[Saved data entries]

□ □ □ □

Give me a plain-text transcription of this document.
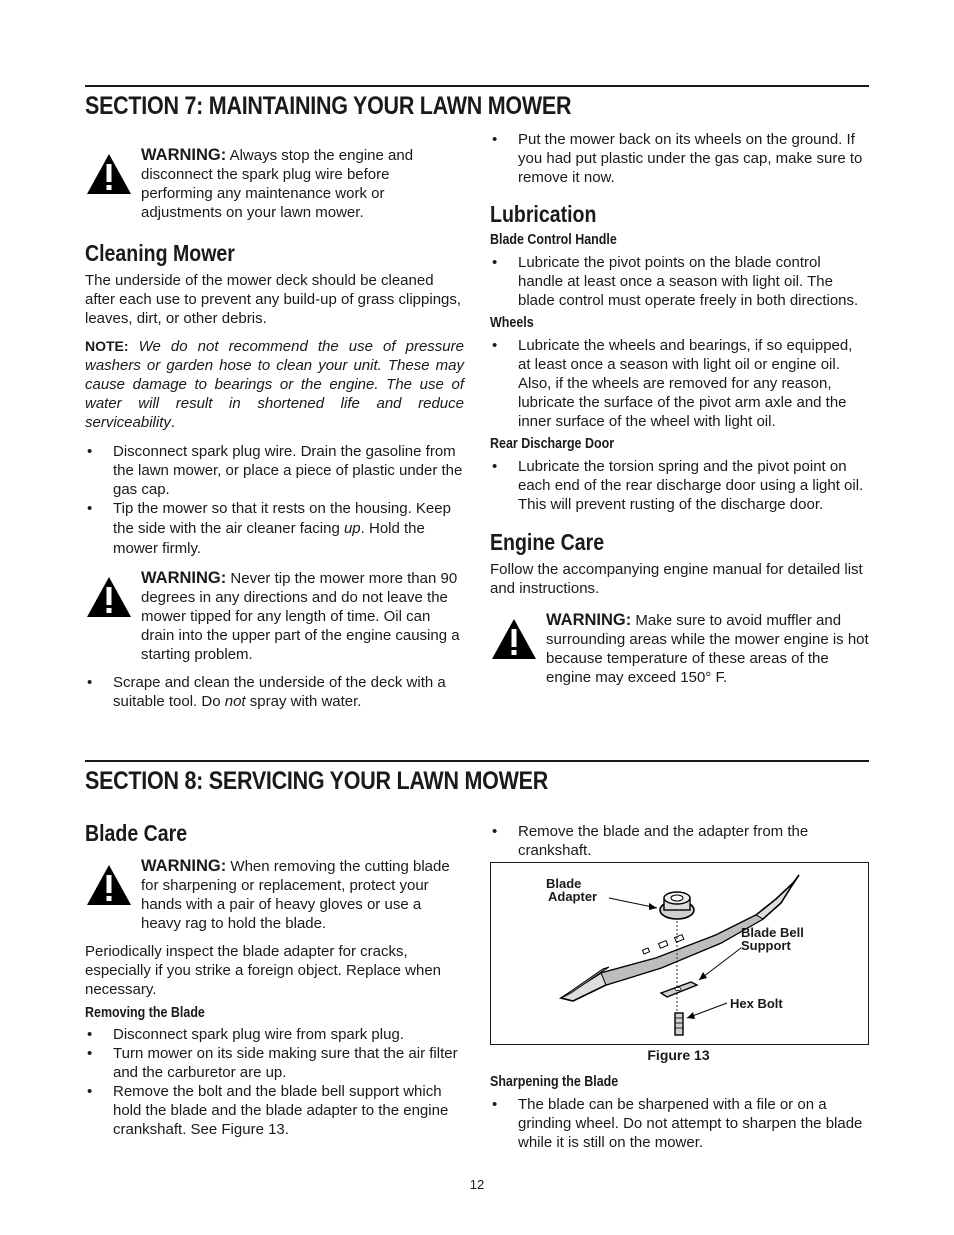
SECTION 7: MAINTAINING YOUR LAWN MOWER

WARNING: Always stop the engine and disconnect the spark plug wire before performing any maintenance work or adjustments on your lawn mower.

Cleaning Mower

The underside of the mower deck should be cleaned after each use to prevent any build-up of grass clippings, leaves, dirt, or other debris.

NOTE: We do not recommend the use of pressure washers or garden hose to clean your unit. These may cause damage to bearings or the engine. The use of water will result in shortened life and reduce serviceability.

• Disconnect spark plug wire. Drain the gasoline from the lawn mower, or place a piece of plastic under the gas cap.
• Tip the mower so that it rests on the housing. Keep the side with the air cleaner facing up. Hold the mower firmly.

WARNING: Never tip the mower more than 90 degrees in any directions and do not leave the mower tipped for any length of time. Oil can drain into the upper part of the engine causing a starting problem.

• Scrape and clean the underside of the deck with a suitable tool. Do not spray with water.
• Put the mower back on its wheels on the ground. If you had put plastic under the gas cap, make sure to remove it now.
Lubrication
Blade Control Handle
• Lubricate the pivot points on the blade control handle at least once a season with light oil. The blade control must operate freely in both directions.
Wheels
• Lubricate the wheels and bearings, if so equipped, at least once a season with light oil or engine oil. Also, if the wheels are removed for any reason, lubricate the surface of the pivot arm axle and the inner surface of the wheel with light oil.
Rear Discharge Door
• Lubricate the torsion spring and the pivot point on each end of the rear discharge door using a light oil. This will prevent rusting of the discharge door.
Engine Care

Follow the accompanying engine manual for detailed list and instructions.

WARNING: Make sure to avoid muffler and surrounding areas while the mower engine is hot because temperature of these areas of the engine may exceed 150° F.

SECTION 8: SERVICING YOUR LAWN MOWER
Blade Care

WARNING: When removing the cutting blade for sharpening or replacement, protect your hands with a pair of heavy gloves or use a heavy rag to hold the blade.

Periodically inspect the blade adapter for cracks, especially if you strike a foreign object. Replace when necessary.

Removing the Blade
• Disconnect spark plug wire from spark plug.
• Turn mower on its side making sure that the air filter and the carburetor are up.
• Remove the bolt and the blade bell support which hold the blade and the blade adapter to the engine crankshaft. See Figure 13.
• Remove the blade and the adapter from the crankshaft.
Blade
Adapter
Blade Bell
Support
Hex Bolt
Figure 13
Sharpening the Blade
• The blade can be sharpened with a file or on a grinding wheel. Do not attempt to sharpen the blade while it is still on the mower.
12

□ □ □ □

Exercise prompt:
Go through the listing above and return every line where the word "prevent" occurs.

Full solution:
The underside of the mower deck should be cleaned after each use to prevent any build-up of grass clippings, leaves, dirt, or other debris.
• Lubricate the torsion spring and the pivot point on each end of the rear discharge door using a light oil. This will prevent rusting of the discharge door.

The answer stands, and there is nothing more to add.